**DIRECTIONS FOR THIS TASK:** Keep the pictures out and restate every record exactly.
════════════════════
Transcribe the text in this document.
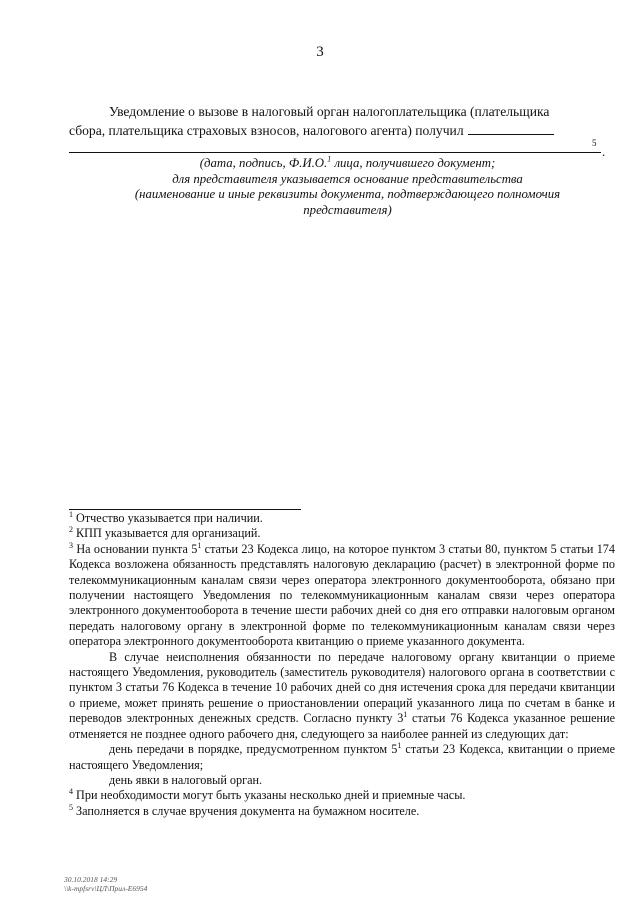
3
Уведомление о вызове в налоговый орган налогоплательщика (плательщика
сбора, плательщика страховых взносов, налогового агента) получил
5
.
(дата, подпись, Ф.И.О.$^1$ лица, получившего документ;
для представителя указывается основание представительства
(наименование и иные реквизиты документа, подтверждающего полномочия
представителя)

$^1$ Отчество указывается при наличии.

$^2$ КПП указывается для организаций.

$^3$ На основании пункта $5^1$ статьи 23 Кодекса лицо, на которое пунктом 3 статьи 80, пунктом 5 статьи 174 Кодекса возложена обязанность представлять налоговую декларацию (расчет) в электронной форме по телекоммуникационным каналам связи через оператора электронного документооборота, обязано при получении настоящего Уведомления по телекоммуникационным каналам связи через оператора электронного документооборота в течение шести рабочих дней со дня его отправки налоговым органом передать налоговому органу в электронной форме по телекоммуникационным каналам связи через оператора электронного документооборота квитанцию о приеме указанного документа.

В случае неисполнения обязанности по передаче налоговому органу квитанции о приеме настоящего Уведомления, руководитель (заместитель руководителя) налогового органа в соответствии с пунктом 3 статьи 76 Кодекса в течение 10 рабочих дней со дня истечения срока для передачи квитанции о приеме, может принять решение о приостановлении операций указанного лица по счетам в банке и переводов электронных денежных средств. Согласно пункту $3^1$ статьи 76 Кодекса указанное решение отменяется не позднее одного рабочего дня, следующего за наиболее ранней из следующих дат:

день передачи в порядке, предусмотренном пунктом $5^1$ статьи 23 Кодекса, квитанции о приеме настоящего Уведомления;

день явки в налоговый орган.

$^4$ При необходимости могут быть указаны несколько дней и приемные часы.

$^5$ Заполняется в случае вручения документа на бумажном носителе.

30.10.2018 14:29
\\k-mpfsrv\ЦЛ\Прил-Е6954
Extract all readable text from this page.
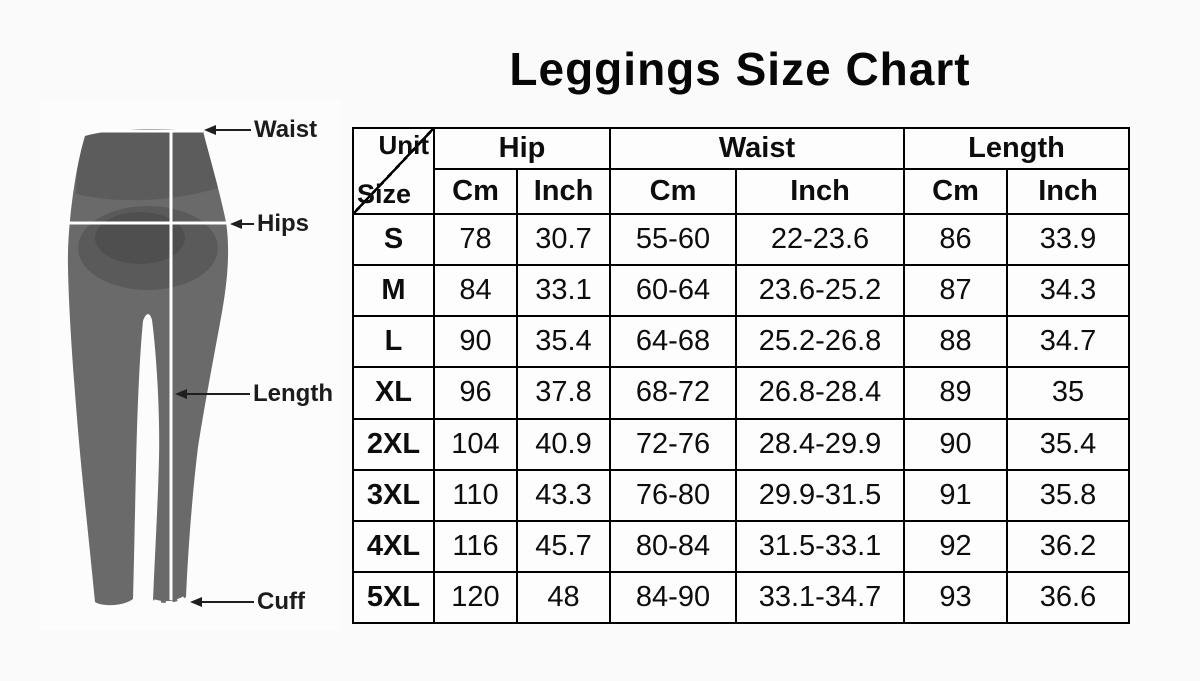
Leggings Size Chart
Waist
Hips
Length
Cuff
Unit
Size	Hip		Waist		Length	
	Cm	Inch	Cm	Inch	Cm	Inch
S	78	30.7	55-60	22-23.6	86	33.9
M	84	33.1	60-64	23.6-25.2	87	34.3
L	90	35.4	64-68	25.2-26.8	88	34.7
XL	96	37.8	68-72	26.8-28.4	89	35
2XL	104	40.9	72-76	28.4-29.9	90	35.4
3XL	110	43.3	76-80	29.9-31.5	91	35.8
4XL	116	45.7	80-84	31.5-33.1	92	36.2
5XL	120	48	84-90	33.1-34.7	93	36.6
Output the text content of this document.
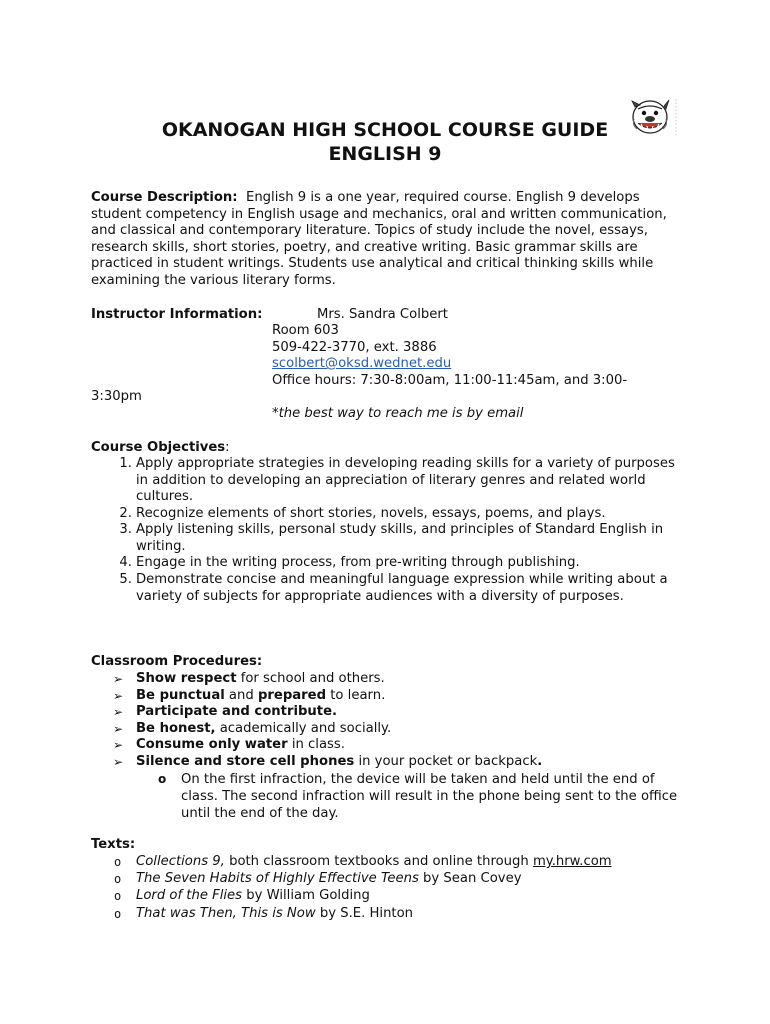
OKANOGAN HIGH SCHOOL COURSE GUIDE
ENGLISH 9
Course Description: English 9 is a one year, required course. English 9 develops student competency in English usage and mechanics, oral and written communication, and classical and contemporary literature. Topics of study include the novel, essays, research skills, short stories, poetry, and creative writing. Basic grammar skills are practiced in student writings. Students use analytical and critical thinking skills while examining the various literary forms.
Instructor Information:	Mrs. Sandra Colbert
Room 603
509-422-3770, ext. 3886
scolbert@oksd.wednet.edu
Office hours: 7:30-8:00am, 11:00-11:45am, and 3:00-
3:30pm
*the best way to reach me is by email
Course Objectives:
1. Apply appropriate strategies in developing reading skills for a variety of purposes in addition to developing an appreciation of literary genres and related world cultures.
2. Recognize elements of short stories, novels, essays, poems, and plays.
3. Apply listening skills, personal study skills, and principles of Standard English in writing.
4. Engage in the writing process, from pre-writing through publishing.
5. Demonstrate concise and meaningful language expression while writing about a variety of subjects for appropriate audiences with a diversity of purposes.
Classroom Procedures:
➢ Show respect for school and others.
➢ Be punctual and prepared to learn.
➢ Participate and contribute.
➢ Be honest, academically and socially.
➢ Consume only water in class.
➢ Silence and store cell phones in your pocket or backpack.
o On the first infraction, the device will be taken and held until the end of class. The second infraction will result in the phone being sent to the office until the end of the day.
Texts:
o Collections 9, both classroom textbooks and online through my.hrw.com
o The Seven Habits of Highly Effective Teens by Sean Covey
o Lord of the Flies by William Golding
o That was Then, This is Now by S.E. Hinton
════════════════════
**EXERCISE OUTPUT:**
Transcribe the text in this document.
3
Уведомление о вызове в налоговый орган налогоплательщика (плательщика
сбора, плательщика страховых взносов, налогового агента) получил
5
.
(дата, подпись, Ф.И.О.$^1$ лица, получившего документ;
для представителя указывается основание представительства
(наименование и иные реквизиты документа, подтверждающего полномочия
представителя)

$^1$ Отчество указывается при наличии.

$^2$ КПП указывается для организаций.

$^3$ На основании пункта $5^1$ статьи 23 Кодекса лицо, на которое пунктом 3 статьи 80, пунктом 5 статьи 174 Кодекса возложена обязанность представлять налоговую декларацию (расчет) в электронной форме по телекоммуникационным каналам связи через оператора электронного документооборота, обязано при получении настоящего Уведомления по телекоммуникационным каналам связи через оператора электронного документооборота в течение шести рабочих дней со дня его отправки налоговым органом передать налоговому органу в электронной форме по телекоммуникационным каналам связи через оператора электронного документооборота квитанцию о приеме указанного документа.

В случае неисполнения обязанности по передаче налоговому органу квитанции о приеме настоящего Уведомления, руководитель (заместитель руководителя) налогового органа в соответствии с пунктом 3 статьи 76 Кодекса в течение 10 рабочих дней со дня истечения срока для передачи квитанции о приеме, может принять решение о приостановлении операций указанного лица по счетам в банке и переводов электронных денежных средств. Согласно пункту $3^1$ статьи 76 Кодекса указанное решение отменяется не позднее одного рабочего дня, следующего за наиболее ранней из следующих дат:

день передачи в порядке, предусмотренном пунктом $5^1$ статьи 23 Кодекса, квитанции о приеме настоящего Уведомления;

день явки в налоговый орган.

$^4$ При необходимости могут быть указаны несколько дней и приемные часы.

$^5$ Заполняется в случае вручения документа на бумажном носителе.

30.10.2018 14:29
\\k-mpfsrv\ЦЛ\Прил-Е6954
Extract all readable text from this page.
Leggings Size Chart
Waist
Hips
Length
Cuff
Unit
Size	Hip		Waist		Length	
	Cm	Inch	Cm	Inch	Cm	Inch
S	78	30.7	55-60	22-23.6	86	33.9
M	84	33.1	60-64	23.6-25.2	87	34.3
L	90	35.4	64-68	25.2-26.8	88	34.7
XL	96	37.8	68-72	26.8-28.4	89	35
2XL	104	40.9	72-76	28.4-29.9	90	35.4
3XL	110	43.3	76-80	29.9-31.5	91	35.8
4XL	116	45.7	80-84	31.5-33.1	92	36.2
5XL	120	48	84-90	33.1-34.7	93	36.6
Output the text content of this document.
OKANOGAN HIGH SCHOOL COURSE GUIDE
ENGLISH 9
Course Description: English 9 is a one year, required course. English 9 develops student competency in English usage and mechanics, oral and written communication, and classical and contemporary literature. Topics of study include the novel, essays, research skills, short stories, poetry, and creative writing. Basic grammar skills are practiced in student writings. Students use analytical and critical thinking skills while examining the various literary forms.
Instructor Information:	Mrs. Sandra Colbert
Room 603
509-422-3770, ext. 3886
scolbert@oksd.wednet.edu
Office hours: 7:30-8:00am, 11:00-11:45am, and 3:00-
3:30pm
*the best way to reach me is by email
Course Objectives:
1. Apply appropriate strategies in developing reading skills for a variety of purposes in addition to developing an appreciation of literary genres and related world cultures.
2. Recognize elements of short stories, novels, essays, poems, and plays.
3. Apply listening skills, personal study skills, and principles of Standard English in writing.
4. Engage in the writing process, from pre-writing through publishing.
5. Demonstrate concise and meaningful language expression while writing about a variety of subjects for appropriate audiences with a diversity of purposes.
Classroom Procedures:
➢ Show respect for school and others.
➢ Be punctual and prepared to learn.
➢ Participate and contribute.
➢ Be honest, academically and socially.
➢ Consume only water in class.
➢ Silence and store cell phones in your pocket or backpack.
o On the first infraction, the device will be taken and held until the end of class. The second infraction will result in the phone being sent to the office until the end of the day.
Texts:
o Collections 9, both classroom textbooks and online through my.hrw.com
o The Seven Habits of Highly Effective Teens by Sean Covey
o Lord of the Flies by William Golding
o That was Then, This is Now by S.E. Hinton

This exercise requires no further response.